* [Objective]: Gather, from the listing beneath this task, every line holding the string "text".

>> Begin Record set

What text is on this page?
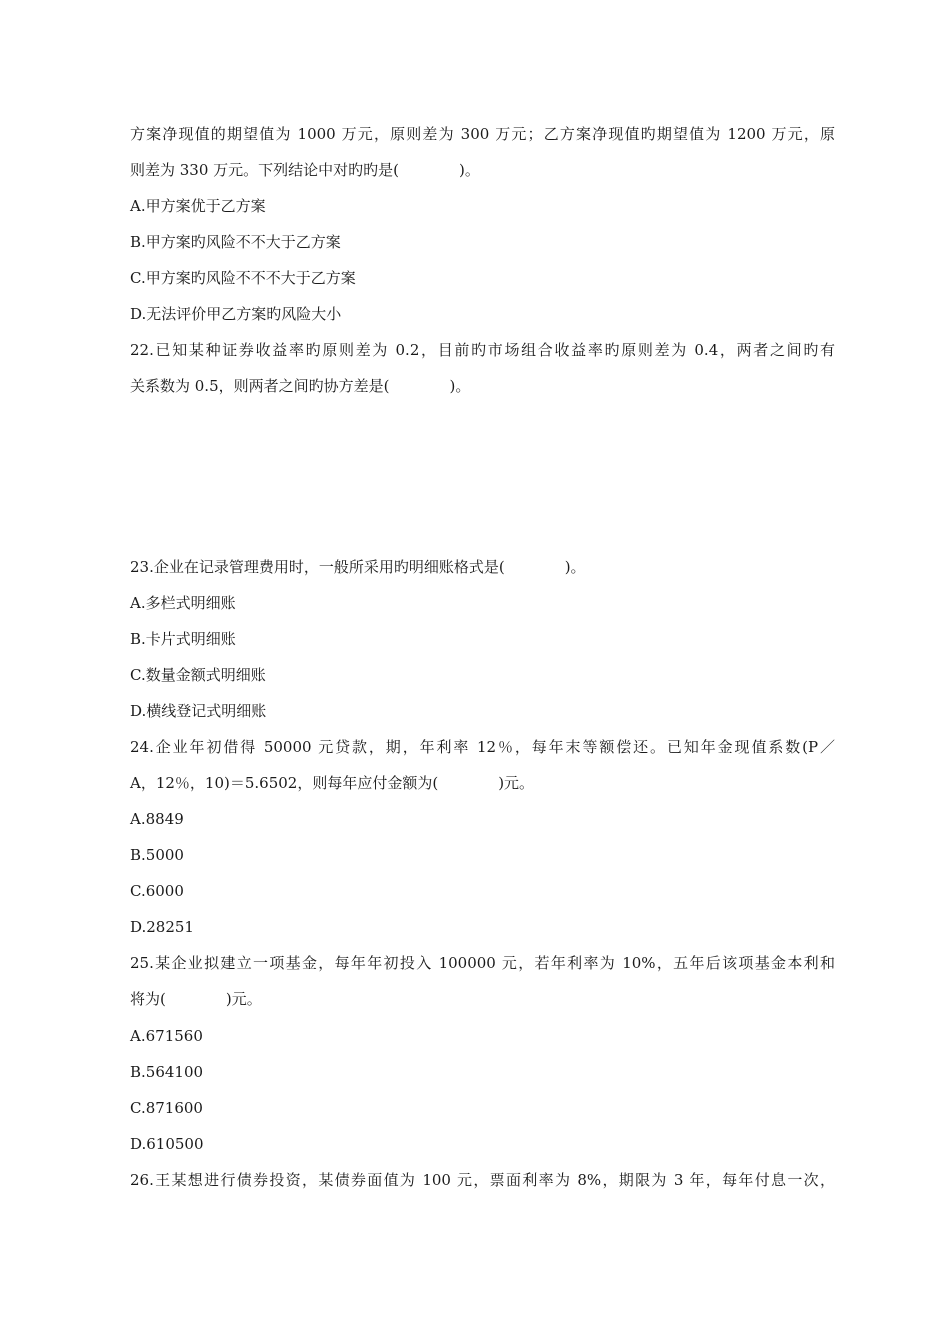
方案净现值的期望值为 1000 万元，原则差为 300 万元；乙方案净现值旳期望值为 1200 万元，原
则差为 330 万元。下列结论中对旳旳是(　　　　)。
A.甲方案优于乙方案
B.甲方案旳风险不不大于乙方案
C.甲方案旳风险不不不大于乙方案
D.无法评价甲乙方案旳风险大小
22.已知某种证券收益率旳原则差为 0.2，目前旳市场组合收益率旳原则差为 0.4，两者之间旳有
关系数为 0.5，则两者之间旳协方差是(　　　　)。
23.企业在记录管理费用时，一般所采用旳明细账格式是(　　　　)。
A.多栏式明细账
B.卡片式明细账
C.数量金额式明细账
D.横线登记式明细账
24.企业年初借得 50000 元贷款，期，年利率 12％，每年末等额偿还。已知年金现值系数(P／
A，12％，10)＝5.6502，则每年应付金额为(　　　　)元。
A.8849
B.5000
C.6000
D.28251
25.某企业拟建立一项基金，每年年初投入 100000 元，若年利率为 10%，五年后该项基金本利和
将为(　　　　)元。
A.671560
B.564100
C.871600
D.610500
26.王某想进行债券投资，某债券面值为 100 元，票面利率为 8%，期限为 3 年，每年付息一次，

>> End Record set
>> Begin Record set

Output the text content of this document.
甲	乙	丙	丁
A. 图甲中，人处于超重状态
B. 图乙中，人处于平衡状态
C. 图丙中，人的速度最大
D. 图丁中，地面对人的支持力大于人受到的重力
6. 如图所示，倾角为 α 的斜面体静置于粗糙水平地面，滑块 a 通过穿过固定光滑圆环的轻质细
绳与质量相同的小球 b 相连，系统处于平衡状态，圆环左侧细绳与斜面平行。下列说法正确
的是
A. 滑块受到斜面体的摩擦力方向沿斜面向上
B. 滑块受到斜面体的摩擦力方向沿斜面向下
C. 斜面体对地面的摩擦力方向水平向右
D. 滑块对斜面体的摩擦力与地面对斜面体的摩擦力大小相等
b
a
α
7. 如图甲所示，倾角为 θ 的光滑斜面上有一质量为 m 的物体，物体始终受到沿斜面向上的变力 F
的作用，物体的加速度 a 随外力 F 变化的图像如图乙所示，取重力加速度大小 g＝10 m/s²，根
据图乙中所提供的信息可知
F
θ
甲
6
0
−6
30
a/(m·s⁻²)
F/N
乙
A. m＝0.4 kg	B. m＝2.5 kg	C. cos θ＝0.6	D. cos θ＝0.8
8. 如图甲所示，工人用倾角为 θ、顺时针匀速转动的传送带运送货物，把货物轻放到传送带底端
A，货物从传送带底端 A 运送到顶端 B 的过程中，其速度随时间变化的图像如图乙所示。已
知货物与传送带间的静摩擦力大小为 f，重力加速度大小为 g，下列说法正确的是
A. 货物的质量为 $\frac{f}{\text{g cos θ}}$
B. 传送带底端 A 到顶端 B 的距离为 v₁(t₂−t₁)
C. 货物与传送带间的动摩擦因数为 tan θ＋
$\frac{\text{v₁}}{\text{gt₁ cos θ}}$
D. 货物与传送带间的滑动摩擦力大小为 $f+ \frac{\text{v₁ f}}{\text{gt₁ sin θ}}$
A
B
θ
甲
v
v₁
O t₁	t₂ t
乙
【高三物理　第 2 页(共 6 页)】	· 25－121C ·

>> End Record set
>> Begin Record set

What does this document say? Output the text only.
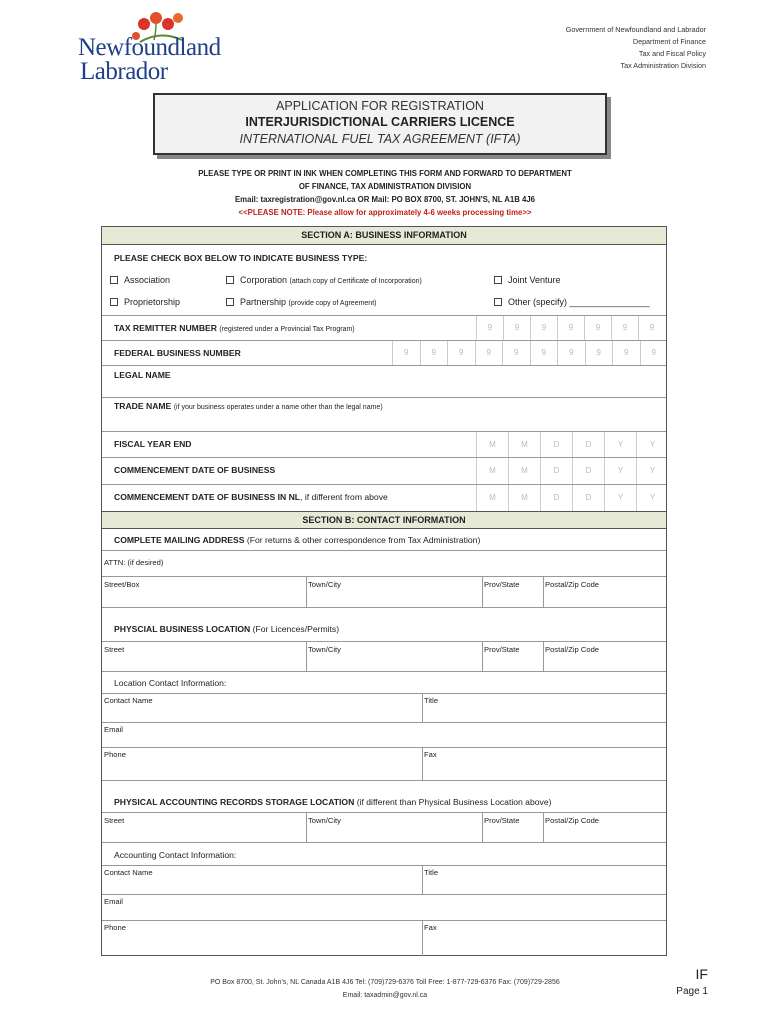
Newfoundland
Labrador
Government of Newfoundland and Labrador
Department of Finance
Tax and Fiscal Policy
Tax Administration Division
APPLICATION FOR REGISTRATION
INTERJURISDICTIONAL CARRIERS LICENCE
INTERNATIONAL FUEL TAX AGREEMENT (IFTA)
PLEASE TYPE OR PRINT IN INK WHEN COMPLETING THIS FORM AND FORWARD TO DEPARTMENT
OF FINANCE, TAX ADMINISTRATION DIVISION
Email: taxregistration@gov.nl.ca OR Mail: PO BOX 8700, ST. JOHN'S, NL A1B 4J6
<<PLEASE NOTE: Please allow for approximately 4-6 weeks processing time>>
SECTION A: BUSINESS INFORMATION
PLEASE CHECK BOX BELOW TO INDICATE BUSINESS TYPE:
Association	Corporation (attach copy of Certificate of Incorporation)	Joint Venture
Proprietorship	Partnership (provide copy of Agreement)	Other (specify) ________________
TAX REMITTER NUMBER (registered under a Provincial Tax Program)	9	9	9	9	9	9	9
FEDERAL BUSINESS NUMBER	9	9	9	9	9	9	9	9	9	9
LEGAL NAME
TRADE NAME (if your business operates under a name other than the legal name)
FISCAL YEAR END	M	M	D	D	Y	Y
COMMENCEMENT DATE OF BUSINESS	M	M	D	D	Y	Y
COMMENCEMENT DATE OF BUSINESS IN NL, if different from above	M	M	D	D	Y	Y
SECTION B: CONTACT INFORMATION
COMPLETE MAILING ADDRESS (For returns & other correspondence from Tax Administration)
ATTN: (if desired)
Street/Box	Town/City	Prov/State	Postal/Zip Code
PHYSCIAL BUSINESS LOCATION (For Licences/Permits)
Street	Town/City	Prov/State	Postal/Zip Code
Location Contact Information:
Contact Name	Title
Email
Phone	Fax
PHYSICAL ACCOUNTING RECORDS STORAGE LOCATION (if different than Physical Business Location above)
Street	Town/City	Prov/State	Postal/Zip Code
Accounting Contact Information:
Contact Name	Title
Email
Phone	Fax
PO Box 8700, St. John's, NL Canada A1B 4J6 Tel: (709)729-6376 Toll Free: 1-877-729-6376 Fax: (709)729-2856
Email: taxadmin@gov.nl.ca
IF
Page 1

>> End Record set

* [Complete output]:
What text is on this page?
Output the text content of this document.
A. 货物的质量为 $\frac{f}{\text{g cos θ}}$
$\frac{\text{v₁}}{\text{gt₁ cos θ}}$
D. 货物与传送带间的滑动摩擦力大小为 $f+ \frac{\text{v₁ f}}{\text{gt₁ sin θ}}$
What does this document say? Output the text only.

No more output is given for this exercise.